Out of the lines below, please list those that hold the string "image".

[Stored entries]

# # # # #

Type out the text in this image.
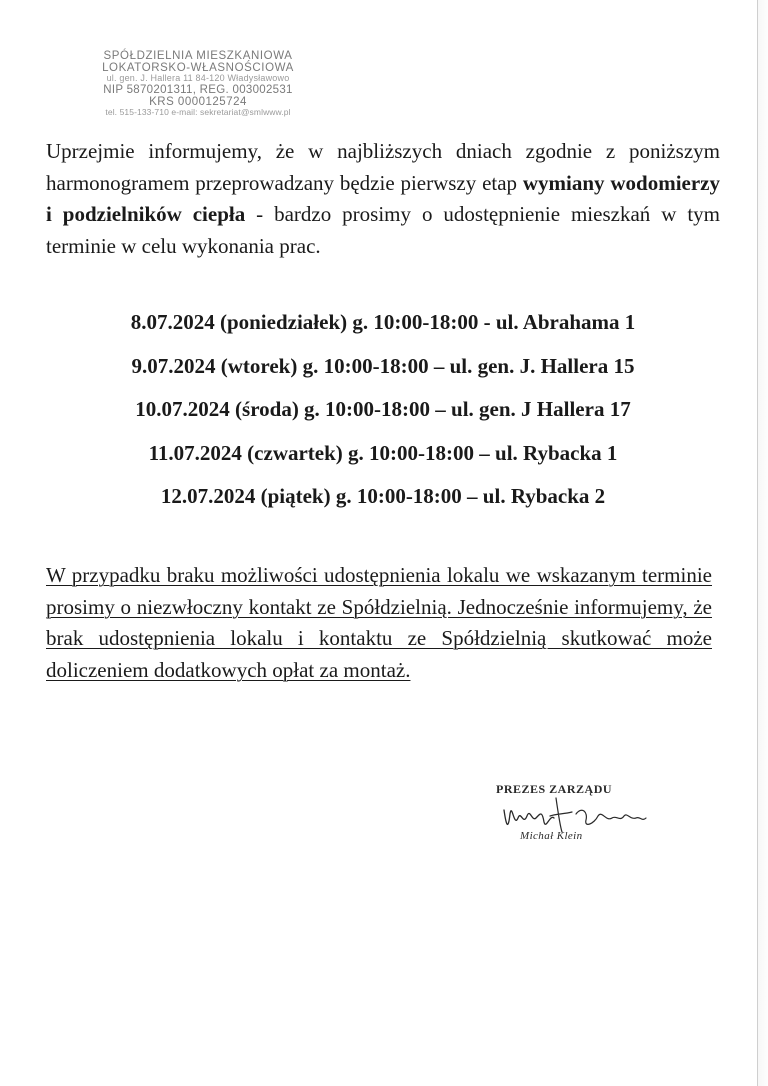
SPÓŁDZIELNIA MIESZKANIOWA
LOKATORSKO-WŁASNOŚCIOWA
ul. gen. J. Hallera 11 84-120 Władysławowo
NIP 5870201311, REG. 003002531
KRS 0000125724
tel. 515-133-710 e-mail: sekretariat@smlwww.pl
Uprzejmie informujemy, że w najbliższych dniach zgodnie z poniższym harmonogramem przeprowadzany będzie pierwszy etap wymiany wodomierzy i podzielników ciepła - bardzo prosimy o udostępnienie mieszkań w tym terminie w celu wykonania prac.
8.07.2024 (poniedziałek) g. 10:00-18:00 - ul. Abrahama 1
9.07.2024 (wtorek) g. 10:00-18:00 – ul. gen. J. Hallera 15
10.07.2024 (środa) g. 10:00-18:00 – ul. gen. J Hallera 17
11.07.2024 (czwartek) g. 10:00-18:00 – ul. Rybacka 1
12.07.2024 (piątek) g. 10:00-18:00 – ul. Rybacka 2
W przypadku braku możliwości udostępnienia lokalu we wskazanym terminie prosimy o niezwłoczny kontakt ze Spółdzielnią. Jednocześnie informujemy, że brak udostępnienia lokalu i kontaktu ze Spółdzielnią skutkować może doliczeniem dodatkowych opłat za montaż.
PREZES ZARZĄDU
Michał Klein
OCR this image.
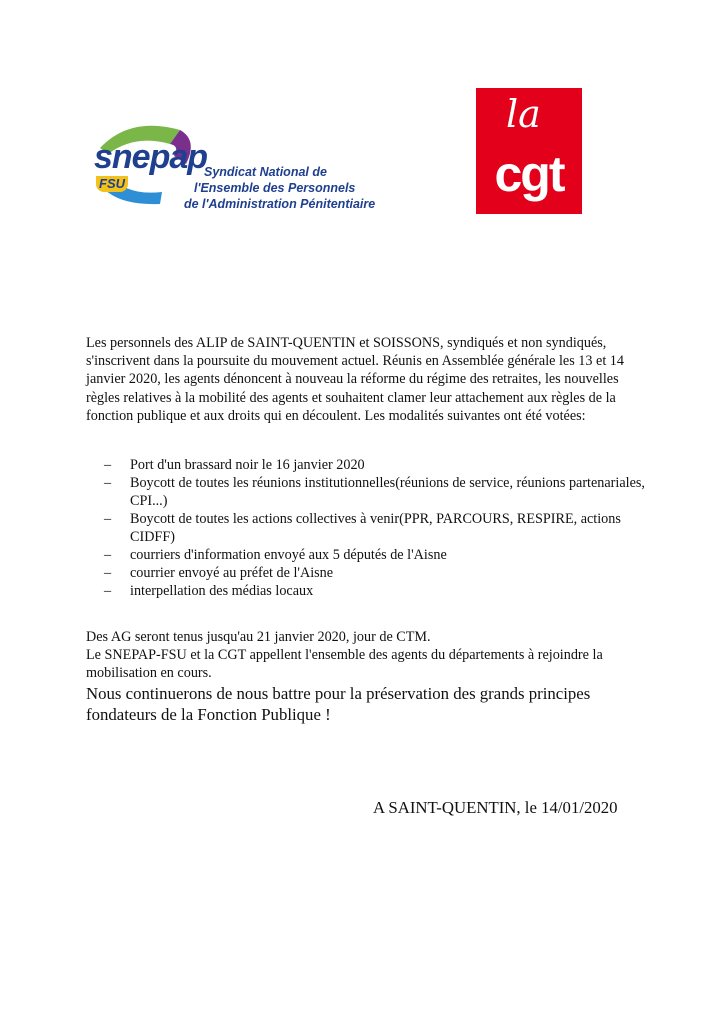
snepap
FSU
Syndicat National de
l'Ensemble des Personnels
de l'Administration Pénitentiaire
la
cgt
Les personnels des ALIP de SAINT-QUENTIN et SOISSONS, syndiqués et non syndiqués, s'inscrivent dans la poursuite du mouvement actuel. Réunis en Assemblée générale les 13 et 14 janvier 2020, les agents dénoncent à nouveau la réforme du régime des retraites, les nouvelles règles relatives à la mobilité des agents et souhaitent clamer leur attachement aux règles de la fonction publique et aux droits qui en découlent. Les modalités suivantes ont été votées:
– Port d'un brassard noir le 16 janvier 2020
– Boycott de toutes les réunions institutionnelles(réunions de service, réunions partenariales, CPI...)
– Boycott de toutes les actions collectives à venir(PPR, PARCOURS, RESPIRE, actions CIDFF)
– courriers d'information envoyé aux 5 députés de l'Aisne
– courrier envoyé au préfet de l'Aisne
– interpellation des médias locaux

Des AG seront tenus jusqu'au 21 janvier 2020, jour de CTM.

Le SNEPAP-FSU et la CGT appellent l'ensemble des agents du départements à rejoindre la mobilisation en cours.

Nous continuerons de nous battre pour la préservation des grands principes fondateurs de la Fonction Publique !
A SAINT-QUENTIN, le 14/01/2020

# # # # #

* **RESPONSE**:
Type out the text in this image.
OCR this image.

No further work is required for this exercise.